Task goal = Work out how many lines of the listing hold "title", then state only that count.

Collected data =
>> START
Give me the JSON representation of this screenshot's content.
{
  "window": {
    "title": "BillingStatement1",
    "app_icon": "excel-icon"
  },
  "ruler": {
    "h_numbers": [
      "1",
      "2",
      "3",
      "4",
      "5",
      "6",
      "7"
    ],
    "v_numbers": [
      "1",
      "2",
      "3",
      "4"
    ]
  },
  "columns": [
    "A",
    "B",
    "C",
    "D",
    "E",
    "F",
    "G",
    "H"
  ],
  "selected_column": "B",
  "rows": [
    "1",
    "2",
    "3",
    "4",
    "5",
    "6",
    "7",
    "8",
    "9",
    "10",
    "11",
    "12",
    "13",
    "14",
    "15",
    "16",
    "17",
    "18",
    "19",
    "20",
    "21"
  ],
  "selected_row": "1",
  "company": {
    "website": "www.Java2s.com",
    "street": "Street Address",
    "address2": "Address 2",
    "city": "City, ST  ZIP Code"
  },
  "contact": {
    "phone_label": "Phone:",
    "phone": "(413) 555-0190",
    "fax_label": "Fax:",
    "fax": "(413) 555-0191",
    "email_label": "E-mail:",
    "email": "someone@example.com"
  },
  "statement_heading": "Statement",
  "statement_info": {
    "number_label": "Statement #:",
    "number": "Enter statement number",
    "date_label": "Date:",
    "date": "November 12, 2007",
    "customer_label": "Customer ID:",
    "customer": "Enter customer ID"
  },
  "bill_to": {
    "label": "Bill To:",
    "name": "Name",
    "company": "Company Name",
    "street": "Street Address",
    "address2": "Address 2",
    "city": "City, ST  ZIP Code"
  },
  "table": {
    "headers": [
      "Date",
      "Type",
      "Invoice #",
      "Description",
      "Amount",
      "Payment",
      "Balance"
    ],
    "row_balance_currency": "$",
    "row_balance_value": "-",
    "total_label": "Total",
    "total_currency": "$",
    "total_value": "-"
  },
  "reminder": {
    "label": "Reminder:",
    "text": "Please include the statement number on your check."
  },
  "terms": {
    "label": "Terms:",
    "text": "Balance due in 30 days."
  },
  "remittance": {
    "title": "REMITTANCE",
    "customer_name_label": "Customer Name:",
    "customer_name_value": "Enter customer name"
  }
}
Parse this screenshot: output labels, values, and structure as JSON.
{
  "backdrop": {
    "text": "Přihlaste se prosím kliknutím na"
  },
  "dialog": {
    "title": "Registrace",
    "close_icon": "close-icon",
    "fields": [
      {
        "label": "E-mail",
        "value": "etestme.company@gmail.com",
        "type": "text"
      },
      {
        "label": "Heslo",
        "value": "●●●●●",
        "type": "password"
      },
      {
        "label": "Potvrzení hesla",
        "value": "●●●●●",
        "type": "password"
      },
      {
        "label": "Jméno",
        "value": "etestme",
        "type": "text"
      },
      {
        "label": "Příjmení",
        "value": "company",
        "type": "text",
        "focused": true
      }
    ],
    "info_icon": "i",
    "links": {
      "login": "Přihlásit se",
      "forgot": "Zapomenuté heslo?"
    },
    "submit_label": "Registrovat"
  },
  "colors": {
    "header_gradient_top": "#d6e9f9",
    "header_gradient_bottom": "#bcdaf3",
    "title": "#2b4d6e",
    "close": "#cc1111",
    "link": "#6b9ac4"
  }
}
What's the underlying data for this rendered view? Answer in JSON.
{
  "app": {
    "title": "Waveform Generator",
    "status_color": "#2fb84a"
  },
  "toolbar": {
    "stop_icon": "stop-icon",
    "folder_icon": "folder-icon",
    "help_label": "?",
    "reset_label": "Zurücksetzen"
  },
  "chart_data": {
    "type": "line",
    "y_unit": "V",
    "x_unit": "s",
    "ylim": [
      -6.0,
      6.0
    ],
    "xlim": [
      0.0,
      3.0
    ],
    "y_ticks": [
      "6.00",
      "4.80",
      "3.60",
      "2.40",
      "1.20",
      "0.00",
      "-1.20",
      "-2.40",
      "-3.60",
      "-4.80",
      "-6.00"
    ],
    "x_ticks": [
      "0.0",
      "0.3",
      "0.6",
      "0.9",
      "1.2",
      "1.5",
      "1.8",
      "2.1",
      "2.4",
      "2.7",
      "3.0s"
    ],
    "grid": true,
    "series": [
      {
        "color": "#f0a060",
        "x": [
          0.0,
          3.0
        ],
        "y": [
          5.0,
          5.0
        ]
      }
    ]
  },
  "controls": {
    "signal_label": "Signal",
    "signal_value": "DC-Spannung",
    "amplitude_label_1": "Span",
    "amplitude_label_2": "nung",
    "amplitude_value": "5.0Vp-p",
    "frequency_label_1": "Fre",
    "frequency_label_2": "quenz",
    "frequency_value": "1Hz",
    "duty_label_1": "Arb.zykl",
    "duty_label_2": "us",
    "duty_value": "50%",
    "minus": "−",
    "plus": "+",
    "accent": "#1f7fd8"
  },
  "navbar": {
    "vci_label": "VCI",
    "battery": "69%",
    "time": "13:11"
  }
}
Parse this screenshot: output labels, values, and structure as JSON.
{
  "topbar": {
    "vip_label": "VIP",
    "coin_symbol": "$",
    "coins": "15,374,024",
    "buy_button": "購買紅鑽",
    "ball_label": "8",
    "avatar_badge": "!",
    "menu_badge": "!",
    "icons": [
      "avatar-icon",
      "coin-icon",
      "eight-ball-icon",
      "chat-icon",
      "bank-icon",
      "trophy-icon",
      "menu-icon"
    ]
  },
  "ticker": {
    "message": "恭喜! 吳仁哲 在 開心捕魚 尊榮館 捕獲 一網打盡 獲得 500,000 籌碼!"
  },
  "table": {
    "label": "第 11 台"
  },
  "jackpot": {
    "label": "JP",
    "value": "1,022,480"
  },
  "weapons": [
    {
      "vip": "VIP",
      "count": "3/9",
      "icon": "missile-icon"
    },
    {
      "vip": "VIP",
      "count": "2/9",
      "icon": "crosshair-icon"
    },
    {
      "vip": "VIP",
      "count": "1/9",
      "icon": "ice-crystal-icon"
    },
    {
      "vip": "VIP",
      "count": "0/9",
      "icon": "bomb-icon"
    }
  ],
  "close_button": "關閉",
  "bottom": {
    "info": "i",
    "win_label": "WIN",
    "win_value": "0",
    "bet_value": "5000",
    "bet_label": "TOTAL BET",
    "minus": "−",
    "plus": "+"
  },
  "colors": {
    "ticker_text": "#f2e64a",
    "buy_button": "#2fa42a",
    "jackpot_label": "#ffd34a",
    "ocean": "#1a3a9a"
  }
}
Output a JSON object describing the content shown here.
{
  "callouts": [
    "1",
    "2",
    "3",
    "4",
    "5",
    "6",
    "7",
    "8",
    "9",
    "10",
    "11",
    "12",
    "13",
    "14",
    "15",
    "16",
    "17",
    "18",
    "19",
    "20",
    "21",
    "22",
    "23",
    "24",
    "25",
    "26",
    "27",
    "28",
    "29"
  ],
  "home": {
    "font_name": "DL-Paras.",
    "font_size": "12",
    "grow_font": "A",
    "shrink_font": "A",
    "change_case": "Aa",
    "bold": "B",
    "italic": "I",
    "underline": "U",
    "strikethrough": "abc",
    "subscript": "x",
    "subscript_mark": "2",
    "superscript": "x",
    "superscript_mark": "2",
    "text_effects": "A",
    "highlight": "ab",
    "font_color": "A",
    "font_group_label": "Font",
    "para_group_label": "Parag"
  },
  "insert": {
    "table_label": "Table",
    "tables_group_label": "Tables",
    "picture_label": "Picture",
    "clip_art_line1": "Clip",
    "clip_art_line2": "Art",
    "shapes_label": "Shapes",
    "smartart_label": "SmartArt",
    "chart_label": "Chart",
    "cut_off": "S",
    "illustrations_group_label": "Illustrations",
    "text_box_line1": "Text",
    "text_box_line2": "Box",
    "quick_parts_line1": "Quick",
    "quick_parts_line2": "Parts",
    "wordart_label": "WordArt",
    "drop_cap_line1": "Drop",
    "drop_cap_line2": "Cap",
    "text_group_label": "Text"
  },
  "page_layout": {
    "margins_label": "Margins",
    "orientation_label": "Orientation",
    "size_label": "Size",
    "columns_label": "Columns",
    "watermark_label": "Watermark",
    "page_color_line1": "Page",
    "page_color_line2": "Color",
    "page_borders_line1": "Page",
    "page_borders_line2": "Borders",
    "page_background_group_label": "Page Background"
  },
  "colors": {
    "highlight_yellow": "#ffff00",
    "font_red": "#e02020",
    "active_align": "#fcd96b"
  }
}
>> END
Result of the task = 5